**Goal**
Copy all of the material exactly. Pictures are not to appear in the copy.
[begin Dataset extract]
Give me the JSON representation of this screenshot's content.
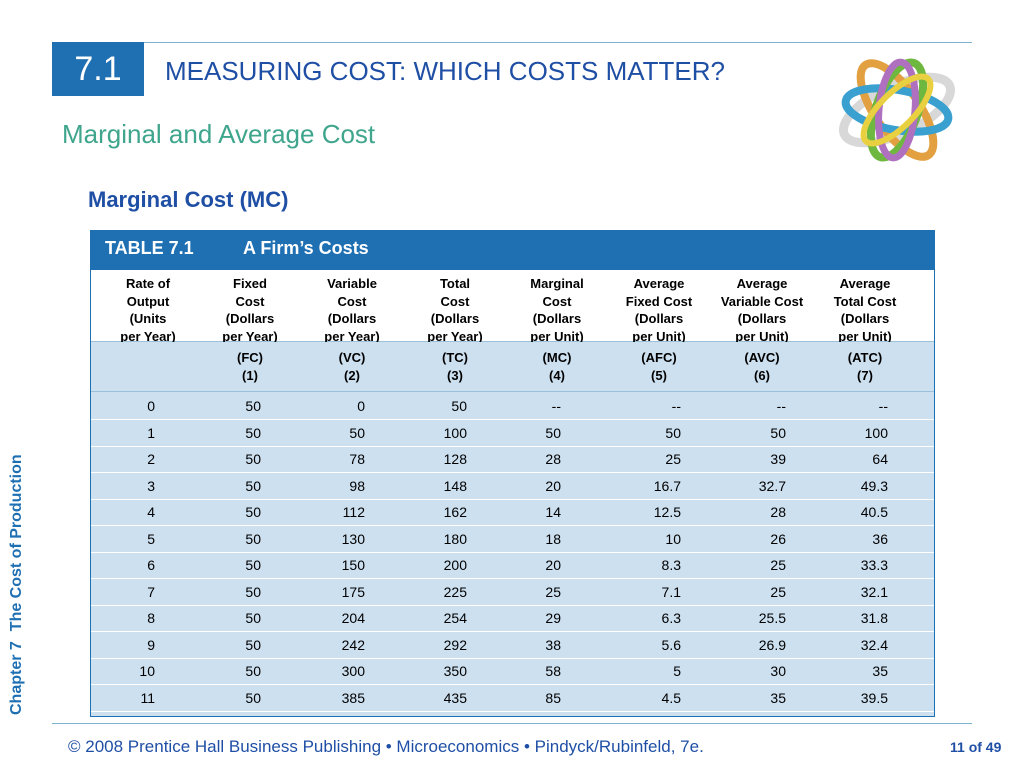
{
  "slide": {
    "section_number": "7.1",
    "header_title": "MEASURING COST: WHICH COSTS MATTER?",
    "subtitle": "Marginal and Average Cost",
    "section_heading": "Marginal Cost (MC)",
    "side_label_chapter": "Chapter 7",
    "side_label_title": "The Cost of Production",
    "footer_text": "© 2008 Prentice Hall Business Publishing  •  Microeconomics  •  Pindyck/Rubinfeld, 7e.",
    "page_number": "11 of 49"
  },
  "table": {
    "number": "TABLE 7.1",
    "name": "A Firm’s Costs",
    "columns": [
      {
        "header": [
          "Rate of",
          "Output",
          "(Units",
          "per Year)"
        ],
        "abbr": [
          "",
          ""
        ]
      },
      {
        "header": [
          "Fixed",
          "Cost",
          "(Dollars",
          "per Year)"
        ],
        "abbr": [
          "(FC)",
          "(1)"
        ]
      },
      {
        "header": [
          "Variable",
          "Cost",
          "(Dollars",
          "per Year)"
        ],
        "abbr": [
          "(VC)",
          "(2)"
        ]
      },
      {
        "header": [
          "Total",
          "Cost",
          "(Dollars",
          "per Year)"
        ],
        "abbr": [
          "(TC)",
          "(3)"
        ]
      },
      {
        "header": [
          "Marginal",
          "Cost",
          "(Dollars",
          "per Unit)"
        ],
        "abbr": [
          "(MC)",
          "(4)"
        ]
      },
      {
        "header": [
          "Average",
          "Fixed Cost",
          "(Dollars",
          "per Unit)"
        ],
        "abbr": [
          "(AFC)",
          "(5)"
        ]
      },
      {
        "header": [
          "Average",
          "Variable Cost",
          "(Dollars",
          "per Unit)"
        ],
        "abbr": [
          "(AVC)",
          "(6)"
        ]
      },
      {
        "header": [
          "Average",
          "Total Cost",
          "(Dollars",
          "per Unit)"
        ],
        "abbr": [
          "(ATC)",
          "(7)"
        ]
      }
    ],
    "rows": [
      [
        "0",
        "50",
        "0",
        "50",
        "--",
        "--",
        "--",
        "--"
      ],
      [
        "1",
        "50",
        "50",
        "100",
        "50",
        "50",
        "50",
        "100"
      ],
      [
        "2",
        "50",
        "78",
        "128",
        "28",
        "25",
        "39",
        "64"
      ],
      [
        "3",
        "50",
        "98",
        "148",
        "20",
        "16.7",
        "32.7",
        "49.3"
      ],
      [
        "4",
        "50",
        "112",
        "162",
        "14",
        "12.5",
        "28",
        "40.5"
      ],
      [
        "5",
        "50",
        "130",
        "180",
        "18",
        "10",
        "26",
        "36"
      ],
      [
        "6",
        "50",
        "150",
        "200",
        "20",
        "8.3",
        "25",
        "33.3"
      ],
      [
        "7",
        "50",
        "175",
        "225",
        "25",
        "7.1",
        "25",
        "32.1"
      ],
      [
        "8",
        "50",
        "204",
        "254",
        "29",
        "6.3",
        "25.5",
        "31.8"
      ],
      [
        "9",
        "50",
        "242",
        "292",
        "38",
        "5.6",
        "26.9",
        "32.4"
      ],
      [
        "10",
        "50",
        "300",
        "350",
        "58",
        "5",
        "30",
        "35"
      ],
      [
        "11",
        "50",
        "385",
        "435",
        "85",
        "4.5",
        "35",
        "39.5"
      ]
    ]
  },
  "colors": {
    "accent_blue": "#1f6fb3",
    "title_blue": "#1f4fa5",
    "subtitle_green": "#3fa58c",
    "table_fill": "#cde0f0"
  },
  "icons": {
    "logo": "interlocking-rings-logo"
  }
}
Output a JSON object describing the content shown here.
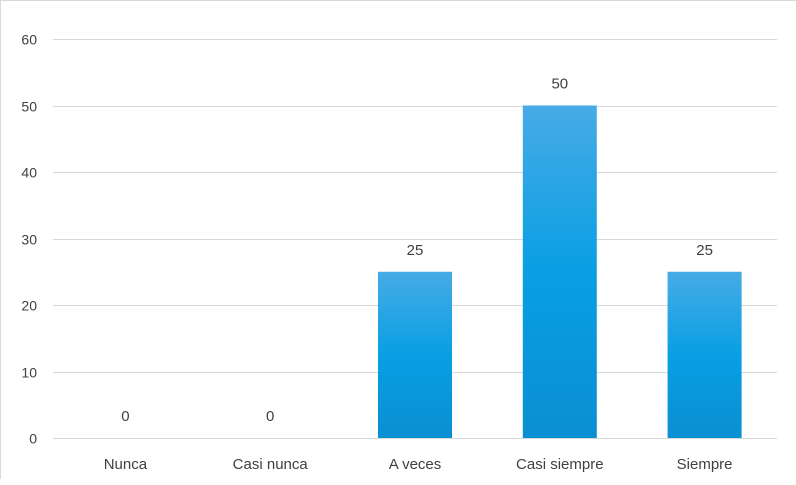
{
  "chart_data": {
    "type": "bar",
    "categories": [
      "Nunca",
      "Casi nunca",
      "A veces",
      "Casi siempre",
      "Siempre"
    ],
    "values": [
      0,
      0,
      25,
      50,
      25
    ],
    "data_labels": [
      "0",
      "0",
      "25",
      "50",
      "25"
    ],
    "yticks": [
      "0",
      "10",
      "20",
      "30",
      "40",
      "50",
      "60"
    ],
    "ylim": [
      0,
      60
    ],
    "title": "",
    "xlabel": "",
    "ylabel": "",
    "grid": true,
    "legend": "none",
    "colors": {
      "bar_top": "#47abe6",
      "bar_bottom": "#0a8fd2",
      "gridline": "#d9d9d9",
      "axis_text": "#404040",
      "label_text": "#404040"
    }
  }
}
[end Dataset extract]
**Task solution**
Give me the JSON representation of this screenshot's content.
{
  "slide": {
    "section_number": "7.1",
    "header_title": "MEASURING COST: WHICH COSTS MATTER?",
    "subtitle": "Marginal and Average Cost",
    "section_heading": "Marginal Cost (MC)",
    "side_label_chapter": "Chapter 7",
    "side_label_title": "The Cost of Production",
    "footer_text": "© 2008 Prentice Hall Business Publishing  •  Microeconomics  •  Pindyck/Rubinfeld, 7e.",
    "page_number": "11 of 49"
  },
  "table": {
    "number": "TABLE 7.1",
    "name": "A Firm’s Costs",
    "columns": [
      {
        "header": [
          "Rate of",
          "Output",
          "(Units",
          "per Year)"
        ],
        "abbr": [
          "",
          ""
        ]
      },
      {
        "header": [
          "Fixed",
          "Cost",
          "(Dollars",
          "per Year)"
        ],
        "abbr": [
          "(FC)",
          "(1)"
        ]
      },
      {
        "header": [
          "Variable",
          "Cost",
          "(Dollars",
          "per Year)"
        ],
        "abbr": [
          "(VC)",
          "(2)"
        ]
      },
      {
        "header": [
          "Total",
          "Cost",
          "(Dollars",
          "per Year)"
        ],
        "abbr": [
          "(TC)",
          "(3)"
        ]
      },
      {
        "header": [
          "Marginal",
          "Cost",
          "(Dollars",
          "per Unit)"
        ],
        "abbr": [
          "(MC)",
          "(4)"
        ]
      },
      {
        "header": [
          "Average",
          "Fixed Cost",
          "(Dollars",
          "per Unit)"
        ],
        "abbr": [
          "(AFC)",
          "(5)"
        ]
      },
      {
        "header": [
          "Average",
          "Variable Cost",
          "(Dollars",
          "per Unit)"
        ],
        "abbr": [
          "(AVC)",
          "(6)"
        ]
      },
      {
        "header": [
          "Average",
          "Total Cost",
          "(Dollars",
          "per Unit)"
        ],
        "abbr": [
          "(ATC)",
          "(7)"
        ]
      }
    ],
    "rows": [
      [
        "0",
        "50",
        "0",
        "50",
        "--",
        "--",
        "--",
        "--"
      ],
      [
        "1",
        "50",
        "50",
        "100",
        "50",
        "50",
        "50",
        "100"
      ],
      [
        "2",
        "50",
        "78",
        "128",
        "28",
        "25",
        "39",
        "64"
      ],
      [
        "3",
        "50",
        "98",
        "148",
        "20",
        "16.7",
        "32.7",
        "49.3"
      ],
      [
        "4",
        "50",
        "112",
        "162",
        "14",
        "12.5",
        "28",
        "40.5"
      ],
      [
        "5",
        "50",
        "130",
        "180",
        "18",
        "10",
        "26",
        "36"
      ],
      [
        "6",
        "50",
        "150",
        "200",
        "20",
        "8.3",
        "25",
        "33.3"
      ],
      [
        "7",
        "50",
        "175",
        "225",
        "25",
        "7.1",
        "25",
        "32.1"
      ],
      [
        "8",
        "50",
        "204",
        "254",
        "29",
        "6.3",
        "25.5",
        "31.8"
      ],
      [
        "9",
        "50",
        "242",
        "292",
        "38",
        "5.6",
        "26.9",
        "32.4"
      ],
      [
        "10",
        "50",
        "300",
        "350",
        "58",
        "5",
        "30",
        "35"
      ],
      [
        "11",
        "50",
        "385",
        "435",
        "85",
        "4.5",
        "35",
        "39.5"
      ]
    ]
  },
  "colors": {
    "accent_blue": "#1f6fb3",
    "title_blue": "#1f4fa5",
    "subtitle_green": "#3fa58c",
    "table_fill": "#cde0f0"
  },
  "icons": {
    "logo": "interlocking-rings-logo"
  }
}
Output a JSON object describing the content shown here.
{
  "chart_data": {
    "type": "bar",
    "categories": [
      "Nunca",
      "Casi nunca",
      "A veces",
      "Casi siempre",
      "Siempre"
    ],
    "values": [
      0,
      0,
      25,
      50,
      25
    ],
    "data_labels": [
      "0",
      "0",
      "25",
      "50",
      "25"
    ],
    "yticks": [
      "0",
      "10",
      "20",
      "30",
      "40",
      "50",
      "60"
    ],
    "ylim": [
      0,
      60
    ],
    "title": "",
    "xlabel": "",
    "ylabel": "",
    "grid": true,
    "legend": "none",
    "colors": {
      "bar_top": "#47abe6",
      "bar_bottom": "#0a8fd2",
      "gridline": "#d9d9d9",
      "axis_text": "#404040",
      "label_text": "#404040"
    }
  }
}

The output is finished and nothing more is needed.